= DIRECTIVE =
Read the lines below. Copy out any that hold the string "size".

= PROVIDED DATA =
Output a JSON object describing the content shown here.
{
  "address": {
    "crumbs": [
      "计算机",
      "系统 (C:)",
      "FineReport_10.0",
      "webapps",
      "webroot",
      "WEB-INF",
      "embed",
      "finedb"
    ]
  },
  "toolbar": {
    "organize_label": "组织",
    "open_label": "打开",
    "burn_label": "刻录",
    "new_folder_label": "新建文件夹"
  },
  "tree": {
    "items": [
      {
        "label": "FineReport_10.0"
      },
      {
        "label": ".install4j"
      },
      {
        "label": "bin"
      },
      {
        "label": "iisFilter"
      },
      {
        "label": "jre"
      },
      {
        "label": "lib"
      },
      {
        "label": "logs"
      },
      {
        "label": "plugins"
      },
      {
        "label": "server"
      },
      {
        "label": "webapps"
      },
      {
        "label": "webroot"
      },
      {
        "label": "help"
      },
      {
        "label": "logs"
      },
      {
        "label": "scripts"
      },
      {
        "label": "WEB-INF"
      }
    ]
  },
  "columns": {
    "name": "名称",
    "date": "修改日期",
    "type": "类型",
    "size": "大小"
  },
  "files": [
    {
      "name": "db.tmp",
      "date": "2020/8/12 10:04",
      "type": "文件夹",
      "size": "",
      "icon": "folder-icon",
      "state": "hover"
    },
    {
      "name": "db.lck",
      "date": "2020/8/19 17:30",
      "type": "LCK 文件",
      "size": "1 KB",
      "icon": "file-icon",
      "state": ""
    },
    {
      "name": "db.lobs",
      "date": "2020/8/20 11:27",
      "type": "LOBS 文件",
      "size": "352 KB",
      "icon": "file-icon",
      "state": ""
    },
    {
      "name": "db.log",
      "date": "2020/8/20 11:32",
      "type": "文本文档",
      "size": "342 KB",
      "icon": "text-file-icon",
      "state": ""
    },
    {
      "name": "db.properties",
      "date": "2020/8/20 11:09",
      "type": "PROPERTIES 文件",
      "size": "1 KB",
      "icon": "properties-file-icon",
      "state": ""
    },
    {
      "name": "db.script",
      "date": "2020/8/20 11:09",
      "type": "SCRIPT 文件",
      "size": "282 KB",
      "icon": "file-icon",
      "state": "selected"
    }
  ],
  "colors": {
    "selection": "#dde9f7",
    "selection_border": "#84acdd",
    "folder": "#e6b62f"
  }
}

= FINISHED ANSWER =
    "size": "大小"
      "size": "",
      "size": "1 KB",
      "size": "352 KB",
      "size": "342 KB",
      "size": "1 KB",
      "size": "282 KB",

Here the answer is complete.